What the task requires:
Calculate how many lines in the following records hold the word "ylabel", and report that number without comment.

Extracted records:
┄┄┄┄┄┄┄┄┄┄

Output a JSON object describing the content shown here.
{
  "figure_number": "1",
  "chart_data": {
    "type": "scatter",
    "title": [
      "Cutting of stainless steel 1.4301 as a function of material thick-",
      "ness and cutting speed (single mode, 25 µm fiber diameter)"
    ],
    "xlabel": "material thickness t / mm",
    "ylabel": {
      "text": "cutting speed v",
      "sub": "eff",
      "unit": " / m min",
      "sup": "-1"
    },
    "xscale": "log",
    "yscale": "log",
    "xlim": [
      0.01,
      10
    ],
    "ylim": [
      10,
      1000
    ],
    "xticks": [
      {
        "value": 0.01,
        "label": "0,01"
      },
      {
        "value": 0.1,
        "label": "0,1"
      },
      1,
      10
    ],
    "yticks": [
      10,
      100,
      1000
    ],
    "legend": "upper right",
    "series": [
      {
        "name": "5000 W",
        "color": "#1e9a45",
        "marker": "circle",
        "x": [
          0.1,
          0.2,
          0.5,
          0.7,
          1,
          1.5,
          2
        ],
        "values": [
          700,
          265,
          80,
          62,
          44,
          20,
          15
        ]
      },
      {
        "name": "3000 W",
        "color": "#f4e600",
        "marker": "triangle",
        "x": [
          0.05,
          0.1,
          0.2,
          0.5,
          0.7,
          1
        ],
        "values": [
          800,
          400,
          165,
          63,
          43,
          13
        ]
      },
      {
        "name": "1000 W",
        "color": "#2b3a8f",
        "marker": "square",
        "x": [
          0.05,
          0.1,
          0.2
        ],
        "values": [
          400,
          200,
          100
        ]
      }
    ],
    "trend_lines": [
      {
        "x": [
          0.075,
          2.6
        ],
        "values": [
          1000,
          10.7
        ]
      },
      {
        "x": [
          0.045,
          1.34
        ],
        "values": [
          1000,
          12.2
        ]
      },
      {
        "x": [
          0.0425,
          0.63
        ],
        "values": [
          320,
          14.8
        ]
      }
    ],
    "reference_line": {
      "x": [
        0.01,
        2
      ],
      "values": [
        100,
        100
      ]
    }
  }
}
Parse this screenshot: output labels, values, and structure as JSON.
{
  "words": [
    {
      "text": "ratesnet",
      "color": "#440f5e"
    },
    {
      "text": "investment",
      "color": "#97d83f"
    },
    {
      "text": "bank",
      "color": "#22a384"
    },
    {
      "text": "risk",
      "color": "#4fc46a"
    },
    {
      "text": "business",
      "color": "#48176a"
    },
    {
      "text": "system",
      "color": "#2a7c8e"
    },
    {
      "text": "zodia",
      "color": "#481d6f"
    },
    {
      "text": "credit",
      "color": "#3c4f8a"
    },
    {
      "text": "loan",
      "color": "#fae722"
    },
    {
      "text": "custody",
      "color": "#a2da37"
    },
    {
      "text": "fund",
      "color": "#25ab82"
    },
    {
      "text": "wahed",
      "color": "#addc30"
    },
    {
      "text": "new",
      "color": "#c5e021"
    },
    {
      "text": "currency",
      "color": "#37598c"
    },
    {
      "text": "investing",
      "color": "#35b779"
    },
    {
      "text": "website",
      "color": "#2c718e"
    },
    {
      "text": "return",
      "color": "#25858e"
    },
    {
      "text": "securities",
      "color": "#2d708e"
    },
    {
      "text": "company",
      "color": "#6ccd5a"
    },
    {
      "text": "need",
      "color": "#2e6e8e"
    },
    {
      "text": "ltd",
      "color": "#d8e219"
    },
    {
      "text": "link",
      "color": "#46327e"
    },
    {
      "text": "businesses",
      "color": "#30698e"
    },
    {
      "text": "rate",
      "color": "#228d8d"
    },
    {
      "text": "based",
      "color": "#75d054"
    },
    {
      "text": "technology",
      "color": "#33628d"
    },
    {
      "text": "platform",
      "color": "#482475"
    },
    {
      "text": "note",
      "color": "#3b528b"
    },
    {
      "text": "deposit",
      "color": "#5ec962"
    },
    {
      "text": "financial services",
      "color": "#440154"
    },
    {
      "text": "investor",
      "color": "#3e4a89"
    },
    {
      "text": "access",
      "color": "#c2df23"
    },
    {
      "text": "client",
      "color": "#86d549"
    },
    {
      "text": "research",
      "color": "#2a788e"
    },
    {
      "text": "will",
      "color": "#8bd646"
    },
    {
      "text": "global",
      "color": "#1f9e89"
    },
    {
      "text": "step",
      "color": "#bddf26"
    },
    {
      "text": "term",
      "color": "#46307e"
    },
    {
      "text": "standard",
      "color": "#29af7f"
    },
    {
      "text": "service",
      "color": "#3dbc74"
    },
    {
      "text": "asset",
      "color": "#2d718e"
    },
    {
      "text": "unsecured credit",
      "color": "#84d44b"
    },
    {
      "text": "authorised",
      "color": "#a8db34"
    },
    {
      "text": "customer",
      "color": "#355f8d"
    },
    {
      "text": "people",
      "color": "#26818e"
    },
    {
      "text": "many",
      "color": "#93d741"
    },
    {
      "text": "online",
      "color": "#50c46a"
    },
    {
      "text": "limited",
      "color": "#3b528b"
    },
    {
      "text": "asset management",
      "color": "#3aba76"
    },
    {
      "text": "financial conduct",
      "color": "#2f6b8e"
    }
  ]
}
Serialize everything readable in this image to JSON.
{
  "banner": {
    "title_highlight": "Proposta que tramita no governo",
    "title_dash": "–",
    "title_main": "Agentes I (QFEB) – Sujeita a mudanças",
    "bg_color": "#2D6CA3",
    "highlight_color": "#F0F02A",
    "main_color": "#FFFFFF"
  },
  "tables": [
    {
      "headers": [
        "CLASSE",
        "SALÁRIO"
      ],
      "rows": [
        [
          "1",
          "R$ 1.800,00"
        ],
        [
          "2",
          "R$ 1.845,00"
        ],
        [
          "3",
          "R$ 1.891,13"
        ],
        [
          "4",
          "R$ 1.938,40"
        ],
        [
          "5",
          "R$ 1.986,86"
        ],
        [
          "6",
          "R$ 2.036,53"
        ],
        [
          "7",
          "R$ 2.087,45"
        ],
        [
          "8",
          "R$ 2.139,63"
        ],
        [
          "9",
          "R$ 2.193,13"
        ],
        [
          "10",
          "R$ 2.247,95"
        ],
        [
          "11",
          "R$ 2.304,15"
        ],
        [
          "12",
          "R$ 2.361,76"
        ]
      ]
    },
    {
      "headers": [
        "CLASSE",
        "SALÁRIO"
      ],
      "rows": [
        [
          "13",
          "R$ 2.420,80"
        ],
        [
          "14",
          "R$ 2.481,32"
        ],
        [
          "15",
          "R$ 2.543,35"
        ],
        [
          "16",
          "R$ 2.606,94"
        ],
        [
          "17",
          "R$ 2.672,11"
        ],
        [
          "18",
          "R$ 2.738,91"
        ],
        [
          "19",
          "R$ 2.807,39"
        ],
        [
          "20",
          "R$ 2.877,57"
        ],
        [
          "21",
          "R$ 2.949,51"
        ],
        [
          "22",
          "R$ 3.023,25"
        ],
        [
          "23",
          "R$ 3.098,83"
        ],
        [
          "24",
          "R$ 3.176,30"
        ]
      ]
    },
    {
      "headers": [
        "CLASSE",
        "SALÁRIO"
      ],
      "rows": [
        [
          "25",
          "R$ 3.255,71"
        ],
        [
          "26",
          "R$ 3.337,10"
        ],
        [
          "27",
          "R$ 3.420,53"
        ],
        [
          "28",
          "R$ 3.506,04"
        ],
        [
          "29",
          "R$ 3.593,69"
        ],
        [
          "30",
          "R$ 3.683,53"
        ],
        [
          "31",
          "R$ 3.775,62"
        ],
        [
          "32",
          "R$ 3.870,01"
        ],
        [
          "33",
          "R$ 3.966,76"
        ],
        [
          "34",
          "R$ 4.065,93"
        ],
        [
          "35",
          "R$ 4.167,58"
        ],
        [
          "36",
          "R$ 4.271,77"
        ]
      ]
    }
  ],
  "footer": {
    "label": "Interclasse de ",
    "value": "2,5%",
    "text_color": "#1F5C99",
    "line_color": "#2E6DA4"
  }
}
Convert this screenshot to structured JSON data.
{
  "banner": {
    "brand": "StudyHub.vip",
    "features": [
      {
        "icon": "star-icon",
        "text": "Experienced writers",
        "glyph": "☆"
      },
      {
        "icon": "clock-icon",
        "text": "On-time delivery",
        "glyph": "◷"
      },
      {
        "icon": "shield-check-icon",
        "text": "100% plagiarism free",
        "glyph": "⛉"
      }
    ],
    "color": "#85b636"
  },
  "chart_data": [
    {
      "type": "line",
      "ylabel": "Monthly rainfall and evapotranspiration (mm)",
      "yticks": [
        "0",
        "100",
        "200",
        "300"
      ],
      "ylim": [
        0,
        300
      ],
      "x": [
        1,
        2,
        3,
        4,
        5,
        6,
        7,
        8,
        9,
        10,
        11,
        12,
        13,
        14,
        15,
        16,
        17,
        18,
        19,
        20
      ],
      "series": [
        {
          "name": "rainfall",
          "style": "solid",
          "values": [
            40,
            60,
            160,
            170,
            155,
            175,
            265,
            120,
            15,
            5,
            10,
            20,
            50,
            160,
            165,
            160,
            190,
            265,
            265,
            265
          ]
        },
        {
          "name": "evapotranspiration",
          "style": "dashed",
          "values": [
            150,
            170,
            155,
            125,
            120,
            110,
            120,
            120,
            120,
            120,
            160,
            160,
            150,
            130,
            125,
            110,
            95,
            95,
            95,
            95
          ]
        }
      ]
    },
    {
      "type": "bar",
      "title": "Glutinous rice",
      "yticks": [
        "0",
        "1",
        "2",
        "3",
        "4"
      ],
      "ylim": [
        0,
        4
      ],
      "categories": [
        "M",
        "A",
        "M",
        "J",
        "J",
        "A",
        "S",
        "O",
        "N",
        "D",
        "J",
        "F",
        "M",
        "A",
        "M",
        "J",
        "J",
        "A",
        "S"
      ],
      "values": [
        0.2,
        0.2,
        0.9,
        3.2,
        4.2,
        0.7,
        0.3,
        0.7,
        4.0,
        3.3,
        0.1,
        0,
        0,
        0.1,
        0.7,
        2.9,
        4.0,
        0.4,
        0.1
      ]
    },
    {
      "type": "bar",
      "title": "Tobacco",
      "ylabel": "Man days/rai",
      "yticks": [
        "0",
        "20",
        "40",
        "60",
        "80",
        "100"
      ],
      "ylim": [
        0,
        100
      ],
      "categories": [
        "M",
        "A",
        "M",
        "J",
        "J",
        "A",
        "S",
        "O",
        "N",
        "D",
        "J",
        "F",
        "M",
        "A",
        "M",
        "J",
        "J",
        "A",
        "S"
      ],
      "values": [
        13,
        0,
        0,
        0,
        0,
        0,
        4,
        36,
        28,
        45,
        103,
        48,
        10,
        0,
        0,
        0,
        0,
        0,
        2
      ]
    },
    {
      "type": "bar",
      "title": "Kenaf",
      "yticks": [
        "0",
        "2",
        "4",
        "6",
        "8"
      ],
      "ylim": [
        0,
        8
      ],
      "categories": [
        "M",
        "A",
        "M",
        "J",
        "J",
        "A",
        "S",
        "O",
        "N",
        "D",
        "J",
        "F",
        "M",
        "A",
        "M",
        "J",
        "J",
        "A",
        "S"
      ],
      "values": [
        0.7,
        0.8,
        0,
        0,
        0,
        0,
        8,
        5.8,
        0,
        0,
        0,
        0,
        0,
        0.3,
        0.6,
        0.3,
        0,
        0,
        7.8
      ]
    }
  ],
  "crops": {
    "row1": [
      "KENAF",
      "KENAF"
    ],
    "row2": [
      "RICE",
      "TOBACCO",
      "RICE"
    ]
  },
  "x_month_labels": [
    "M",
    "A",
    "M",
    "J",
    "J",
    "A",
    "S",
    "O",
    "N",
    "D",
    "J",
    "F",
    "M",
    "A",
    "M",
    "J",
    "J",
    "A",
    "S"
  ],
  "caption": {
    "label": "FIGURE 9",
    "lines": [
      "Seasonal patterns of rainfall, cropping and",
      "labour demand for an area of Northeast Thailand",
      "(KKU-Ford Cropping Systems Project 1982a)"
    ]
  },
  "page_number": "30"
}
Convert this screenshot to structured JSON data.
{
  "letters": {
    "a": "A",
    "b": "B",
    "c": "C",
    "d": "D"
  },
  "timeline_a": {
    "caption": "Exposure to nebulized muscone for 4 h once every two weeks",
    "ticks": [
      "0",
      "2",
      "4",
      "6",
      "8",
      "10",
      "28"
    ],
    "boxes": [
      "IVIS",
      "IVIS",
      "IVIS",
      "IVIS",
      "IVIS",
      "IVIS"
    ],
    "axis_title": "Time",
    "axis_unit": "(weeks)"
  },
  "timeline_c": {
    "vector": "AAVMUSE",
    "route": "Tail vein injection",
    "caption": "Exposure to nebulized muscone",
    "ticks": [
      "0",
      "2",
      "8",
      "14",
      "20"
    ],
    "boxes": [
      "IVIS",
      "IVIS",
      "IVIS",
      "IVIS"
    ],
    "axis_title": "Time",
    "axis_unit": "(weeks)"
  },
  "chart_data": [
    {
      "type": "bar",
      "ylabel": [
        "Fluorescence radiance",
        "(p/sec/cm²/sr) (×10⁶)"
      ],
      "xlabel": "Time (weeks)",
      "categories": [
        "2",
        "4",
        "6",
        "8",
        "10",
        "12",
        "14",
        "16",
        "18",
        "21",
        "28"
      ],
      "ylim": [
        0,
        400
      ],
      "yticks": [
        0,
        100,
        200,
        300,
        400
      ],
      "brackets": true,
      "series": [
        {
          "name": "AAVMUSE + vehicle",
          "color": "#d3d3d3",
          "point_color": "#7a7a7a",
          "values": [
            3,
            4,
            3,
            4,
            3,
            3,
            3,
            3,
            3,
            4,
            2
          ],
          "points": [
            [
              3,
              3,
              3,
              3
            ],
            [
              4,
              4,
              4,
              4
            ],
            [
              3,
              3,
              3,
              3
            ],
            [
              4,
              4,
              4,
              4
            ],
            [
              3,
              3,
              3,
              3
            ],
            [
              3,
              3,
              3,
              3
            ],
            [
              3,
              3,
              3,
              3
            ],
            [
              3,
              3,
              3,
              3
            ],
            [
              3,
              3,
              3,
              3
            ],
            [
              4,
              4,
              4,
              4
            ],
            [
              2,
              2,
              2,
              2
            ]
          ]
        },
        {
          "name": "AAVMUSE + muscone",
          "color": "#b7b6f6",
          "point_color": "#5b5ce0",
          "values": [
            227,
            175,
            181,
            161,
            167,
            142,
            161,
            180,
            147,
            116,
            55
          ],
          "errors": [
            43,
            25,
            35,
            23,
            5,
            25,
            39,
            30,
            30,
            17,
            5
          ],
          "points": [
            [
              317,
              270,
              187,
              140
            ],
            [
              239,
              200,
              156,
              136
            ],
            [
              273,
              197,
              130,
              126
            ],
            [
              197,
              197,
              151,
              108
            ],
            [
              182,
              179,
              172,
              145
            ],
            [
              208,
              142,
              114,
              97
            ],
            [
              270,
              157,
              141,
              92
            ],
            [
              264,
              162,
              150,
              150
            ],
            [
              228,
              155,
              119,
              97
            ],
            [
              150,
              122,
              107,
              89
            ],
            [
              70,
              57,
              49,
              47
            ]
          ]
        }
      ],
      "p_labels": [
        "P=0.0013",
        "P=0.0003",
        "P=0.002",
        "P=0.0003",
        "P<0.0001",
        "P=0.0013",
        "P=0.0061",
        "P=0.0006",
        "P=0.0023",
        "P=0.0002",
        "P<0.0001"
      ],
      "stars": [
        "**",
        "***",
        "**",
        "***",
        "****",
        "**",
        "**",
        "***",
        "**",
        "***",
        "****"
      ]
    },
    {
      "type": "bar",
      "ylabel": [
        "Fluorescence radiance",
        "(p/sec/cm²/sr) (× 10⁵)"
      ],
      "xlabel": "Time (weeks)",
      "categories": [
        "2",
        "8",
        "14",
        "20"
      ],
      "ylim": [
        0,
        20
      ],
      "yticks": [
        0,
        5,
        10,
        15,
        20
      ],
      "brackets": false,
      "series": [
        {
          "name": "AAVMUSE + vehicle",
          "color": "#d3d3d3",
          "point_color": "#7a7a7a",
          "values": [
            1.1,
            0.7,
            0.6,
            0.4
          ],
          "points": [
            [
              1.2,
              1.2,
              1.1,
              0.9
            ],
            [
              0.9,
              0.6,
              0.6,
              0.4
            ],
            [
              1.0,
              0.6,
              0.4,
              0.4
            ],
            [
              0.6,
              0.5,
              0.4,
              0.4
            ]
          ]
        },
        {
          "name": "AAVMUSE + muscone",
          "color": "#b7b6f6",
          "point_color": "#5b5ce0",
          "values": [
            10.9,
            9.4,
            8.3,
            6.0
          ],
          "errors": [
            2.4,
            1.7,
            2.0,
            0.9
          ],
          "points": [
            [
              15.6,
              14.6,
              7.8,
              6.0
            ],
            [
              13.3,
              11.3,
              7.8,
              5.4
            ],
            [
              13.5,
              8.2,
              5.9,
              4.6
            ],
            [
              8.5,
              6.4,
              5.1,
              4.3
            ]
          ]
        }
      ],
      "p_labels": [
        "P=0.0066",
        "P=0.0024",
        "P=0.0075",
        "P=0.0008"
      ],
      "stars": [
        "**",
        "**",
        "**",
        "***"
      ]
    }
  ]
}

┄┄┄┄┄┄┄┄┄┄

Solved problem:
5